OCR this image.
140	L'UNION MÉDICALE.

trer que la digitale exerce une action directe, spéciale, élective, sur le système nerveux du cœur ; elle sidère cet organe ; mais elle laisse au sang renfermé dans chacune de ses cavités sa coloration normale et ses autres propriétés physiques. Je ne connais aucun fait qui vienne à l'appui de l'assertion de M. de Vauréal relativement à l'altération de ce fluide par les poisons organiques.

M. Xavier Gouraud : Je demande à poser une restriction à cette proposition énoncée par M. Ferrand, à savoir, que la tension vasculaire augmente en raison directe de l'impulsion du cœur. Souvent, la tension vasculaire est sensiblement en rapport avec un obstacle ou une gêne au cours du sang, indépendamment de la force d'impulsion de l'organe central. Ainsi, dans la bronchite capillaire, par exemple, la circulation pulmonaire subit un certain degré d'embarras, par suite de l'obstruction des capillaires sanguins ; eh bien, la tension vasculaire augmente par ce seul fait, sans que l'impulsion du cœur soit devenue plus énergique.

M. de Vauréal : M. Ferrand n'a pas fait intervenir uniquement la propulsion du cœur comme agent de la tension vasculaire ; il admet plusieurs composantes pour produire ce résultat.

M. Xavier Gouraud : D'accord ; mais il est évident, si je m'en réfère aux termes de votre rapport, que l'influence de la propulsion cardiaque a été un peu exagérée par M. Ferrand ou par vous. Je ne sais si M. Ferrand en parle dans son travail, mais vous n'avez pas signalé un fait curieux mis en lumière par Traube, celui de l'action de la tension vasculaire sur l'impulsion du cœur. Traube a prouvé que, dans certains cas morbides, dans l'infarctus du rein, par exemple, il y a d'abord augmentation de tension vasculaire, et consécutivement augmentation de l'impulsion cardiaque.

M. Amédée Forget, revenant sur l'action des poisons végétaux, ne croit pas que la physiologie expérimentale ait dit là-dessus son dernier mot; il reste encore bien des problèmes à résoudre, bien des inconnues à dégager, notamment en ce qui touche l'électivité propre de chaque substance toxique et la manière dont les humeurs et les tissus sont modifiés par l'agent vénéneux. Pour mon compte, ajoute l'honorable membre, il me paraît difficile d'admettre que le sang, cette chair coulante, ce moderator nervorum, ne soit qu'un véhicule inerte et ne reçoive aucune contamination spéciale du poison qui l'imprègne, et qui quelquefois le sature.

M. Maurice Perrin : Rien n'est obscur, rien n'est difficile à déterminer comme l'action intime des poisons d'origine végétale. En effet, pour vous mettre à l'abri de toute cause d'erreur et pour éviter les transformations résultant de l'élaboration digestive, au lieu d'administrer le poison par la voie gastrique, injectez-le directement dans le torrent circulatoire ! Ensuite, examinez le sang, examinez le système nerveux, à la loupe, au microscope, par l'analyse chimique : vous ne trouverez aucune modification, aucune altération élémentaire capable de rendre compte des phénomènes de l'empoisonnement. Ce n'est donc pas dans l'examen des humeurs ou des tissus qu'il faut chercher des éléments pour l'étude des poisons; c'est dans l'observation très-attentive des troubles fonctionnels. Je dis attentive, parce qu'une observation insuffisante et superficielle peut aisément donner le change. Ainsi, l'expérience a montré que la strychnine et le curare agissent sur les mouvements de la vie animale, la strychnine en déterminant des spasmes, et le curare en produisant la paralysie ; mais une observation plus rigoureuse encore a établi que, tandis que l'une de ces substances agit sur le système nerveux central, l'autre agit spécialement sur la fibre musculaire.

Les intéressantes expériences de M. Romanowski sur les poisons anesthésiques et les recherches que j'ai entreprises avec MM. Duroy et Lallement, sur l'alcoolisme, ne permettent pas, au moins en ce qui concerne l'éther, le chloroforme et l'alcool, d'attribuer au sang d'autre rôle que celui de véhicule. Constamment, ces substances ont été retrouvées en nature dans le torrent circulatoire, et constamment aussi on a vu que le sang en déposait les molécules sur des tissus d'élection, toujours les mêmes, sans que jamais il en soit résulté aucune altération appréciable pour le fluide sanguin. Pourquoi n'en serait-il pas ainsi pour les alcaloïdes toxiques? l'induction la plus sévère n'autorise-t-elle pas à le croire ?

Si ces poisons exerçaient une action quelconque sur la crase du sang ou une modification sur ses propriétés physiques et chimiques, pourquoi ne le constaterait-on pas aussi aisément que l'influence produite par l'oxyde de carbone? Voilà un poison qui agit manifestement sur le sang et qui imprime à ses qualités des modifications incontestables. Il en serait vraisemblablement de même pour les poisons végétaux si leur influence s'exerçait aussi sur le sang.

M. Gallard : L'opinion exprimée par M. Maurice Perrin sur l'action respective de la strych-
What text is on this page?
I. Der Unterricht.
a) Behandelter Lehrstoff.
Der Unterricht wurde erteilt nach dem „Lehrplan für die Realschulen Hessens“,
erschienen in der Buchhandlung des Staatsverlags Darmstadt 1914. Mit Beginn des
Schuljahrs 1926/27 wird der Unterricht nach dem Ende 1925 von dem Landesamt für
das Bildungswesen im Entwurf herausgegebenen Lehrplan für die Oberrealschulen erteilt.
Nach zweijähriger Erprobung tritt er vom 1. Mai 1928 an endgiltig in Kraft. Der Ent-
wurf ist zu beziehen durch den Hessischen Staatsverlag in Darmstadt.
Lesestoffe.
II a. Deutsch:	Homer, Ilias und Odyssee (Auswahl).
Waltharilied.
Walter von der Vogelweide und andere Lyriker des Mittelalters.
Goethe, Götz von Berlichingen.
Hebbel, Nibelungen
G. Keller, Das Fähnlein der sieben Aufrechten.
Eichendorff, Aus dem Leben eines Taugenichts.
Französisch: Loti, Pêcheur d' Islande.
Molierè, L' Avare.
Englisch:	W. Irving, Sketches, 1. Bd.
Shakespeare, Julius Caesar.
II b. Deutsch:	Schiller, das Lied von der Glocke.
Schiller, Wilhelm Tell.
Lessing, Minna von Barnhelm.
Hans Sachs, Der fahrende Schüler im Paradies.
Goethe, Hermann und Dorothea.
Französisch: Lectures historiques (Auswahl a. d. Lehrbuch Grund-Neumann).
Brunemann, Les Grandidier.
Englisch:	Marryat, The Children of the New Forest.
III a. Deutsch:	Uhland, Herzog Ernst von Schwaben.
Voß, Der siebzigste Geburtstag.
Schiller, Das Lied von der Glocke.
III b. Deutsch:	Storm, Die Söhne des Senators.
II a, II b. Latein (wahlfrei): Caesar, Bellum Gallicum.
________________
Would you copy out each line exactly as written?

▸ **Exercise solution**
OCR this image.
140	L'UNION MÉDICALE.

trer que la digitale exerce une action directe, spéciale, élective, sur le système nerveux du cœur ; elle sidère cet organe ; mais elle laisse au sang renfermé dans chacune de ses cavités sa coloration normale et ses autres propriétés physiques. Je ne connais aucun fait qui vienne à l'appui de l'assertion de M. de Vauréal relativement à l'altération de ce fluide par les poisons organiques.

M. Xavier Gouraud : Je demande à poser une restriction à cette proposition énoncée par M. Ferrand, à savoir, que la tension vasculaire augmente en raison directe de l'impulsion du cœur. Souvent, la tension vasculaire est sensiblement en rapport avec un obstacle ou une gêne au cours du sang, indépendamment de la force d'impulsion de l'organe central. Ainsi, dans la bronchite capillaire, par exemple, la circulation pulmonaire subit un certain degré d'embarras, par suite de l'obstruction des capillaires sanguins ; eh bien, la tension vasculaire augmente par ce seul fait, sans que l'impulsion du cœur soit devenue plus énergique.

M. de Vauréal : M. Ferrand n'a pas fait intervenir uniquement la propulsion du cœur comme agent de la tension vasculaire ; il admet plusieurs composantes pour produire ce résultat.

M. Xavier Gouraud : D'accord ; mais il est évident, si je m'en réfère aux termes de votre rapport, que l'influence de la propulsion cardiaque a été un peu exagérée par M. Ferrand ou par vous. Je ne sais si M. Ferrand en parle dans son travail, mais vous n'avez pas signalé un fait curieux mis en lumière par Traube, celui de l'action de la tension vasculaire sur l'impulsion du cœur. Traube a prouvé que, dans certains cas morbides, dans l'infarctus du rein, par exemple, il y a d'abord augmentation de tension vasculaire, et consécutivement augmentation de l'impulsion cardiaque.

M. Amédée Forget, revenant sur l'action des poisons végétaux, ne croit pas que la physiologie expérimentale ait dit là-dessus son dernier mot; il reste encore bien des problèmes à résoudre, bien des inconnues à dégager, notamment en ce qui touche l'électivité propre de chaque substance toxique et la manière dont les humeurs et les tissus sont modifiés par l'agent vénéneux. Pour mon compte, ajoute l'honorable membre, il me paraît difficile d'admettre que le sang, cette chair coulante, ce moderator nervorum, ne soit qu'un véhicule inerte et ne reçoive aucune contamination spéciale du poison qui l'imprègne, et qui quelquefois le sature.

M. Maurice Perrin : Rien n'est obscur, rien n'est difficile à déterminer comme l'action intime des poisons d'origine végétale. En effet, pour vous mettre à l'abri de toute cause d'erreur et pour éviter les transformations résultant de l'élaboration digestive, au lieu d'administrer le poison par la voie gastrique, injectez-le directement dans le torrent circulatoire ! Ensuite, examinez le sang, examinez le système nerveux, à la loupe, au microscope, par l'analyse chimique : vous ne trouverez aucune modification, aucune altération élémentaire capable de rendre compte des phénomènes de l'empoisonnement. Ce n'est donc pas dans l'examen des humeurs ou des tissus qu'il faut chercher des éléments pour l'étude des poisons; c'est dans l'observation très-attentive des troubles fonctionnels. Je dis attentive, parce qu'une observation insuffisante et superficielle peut aisément donner le change. Ainsi, l'expérience a montré que la strychnine et le curare agissent sur les mouvements de la vie animale, la strychnine en déterminant des spasmes, et le curare en produisant la paralysie ; mais une observation plus rigoureuse encore a établi que, tandis que l'une de ces substances agit sur le système nerveux central, l'autre agit spécialement sur la fibre musculaire.

Les intéressantes expériences de M. Romanowski sur les poisons anesthésiques et les recherches que j'ai entreprises avec MM. Duroy et Lallement, sur l'alcoolisme, ne permettent pas, au moins en ce qui concerne l'éther, le chloroforme et l'alcool, d'attribuer au sang d'autre rôle que celui de véhicule. Constamment, ces substances ont été retrouvées en nature dans le torrent circulatoire, et constamment aussi on a vu que le sang en déposait les molécules sur des tissus d'élection, toujours les mêmes, sans que jamais il en soit résulté aucune altération appréciable pour le fluide sanguin. Pourquoi n'en serait-il pas ainsi pour les alcaloïdes toxiques? l'induction la plus sévère n'autorise-t-elle pas à le croire ?

Si ces poisons exerçaient une action quelconque sur la crase du sang ou une modification sur ses propriétés physiques et chimiques, pourquoi ne le constaterait-on pas aussi aisément que l'influence produite par l'oxyde de carbone? Voilà un poison qui agit manifestement sur le sang et qui imprime à ses qualités des modifications incontestables. Il en serait vraisemblablement de même pour les poisons végétaux si leur influence s'exerçait aussi sur le sang.

M. Gallard : L'opinion exprimée par M. Maurice Perrin sur l'action respective de la strych-
What text is on this page?
I. Der Unterricht.
a) Behandelter Lehrstoff.
Der Unterricht wurde erteilt nach dem „Lehrplan für die Realschulen Hessens“,
erschienen in der Buchhandlung des Staatsverlags Darmstadt 1914. Mit Beginn des
Schuljahrs 1926/27 wird der Unterricht nach dem Ende 1925 von dem Landesamt für
das Bildungswesen im Entwurf herausgegebenen Lehrplan für die Oberrealschulen erteilt.
Nach zweijähriger Erprobung tritt er vom 1. Mai 1928 an endgiltig in Kraft. Der Ent-
wurf ist zu beziehen durch den Hessischen Staatsverlag in Darmstadt.
Lesestoffe.
II a. Deutsch:	Homer, Ilias und Odyssee (Auswahl).
Waltharilied.
Walter von der Vogelweide und andere Lyriker des Mittelalters.
Goethe, Götz von Berlichingen.
Hebbel, Nibelungen
G. Keller, Das Fähnlein der sieben Aufrechten.
Eichendorff, Aus dem Leben eines Taugenichts.
Französisch: Loti, Pêcheur d' Islande.
Molierè, L' Avare.
Englisch:	W. Irving, Sketches, 1. Bd.
Shakespeare, Julius Caesar.
II b. Deutsch:	Schiller, das Lied von der Glocke.
Schiller, Wilhelm Tell.
Lessing, Minna von Barnhelm.
Hans Sachs, Der fahrende Schüler im Paradies.
Goethe, Hermann und Dorothea.
Französisch: Lectures historiques (Auswahl a. d. Lehrbuch Grund-Neumann).
Brunemann, Les Grandidier.
Englisch:	Marryat, The Children of the New Forest.
III a. Deutsch:	Uhland, Herzog Ernst von Schwaben.
Voß, Der siebzigste Geburtstag.
Schiller, Das Lied von der Glocke.
III b. Deutsch:	Storm, Die Söhne des Senators.
II a, II b. Latein (wahlfrei): Caesar, Bellum Gallicum.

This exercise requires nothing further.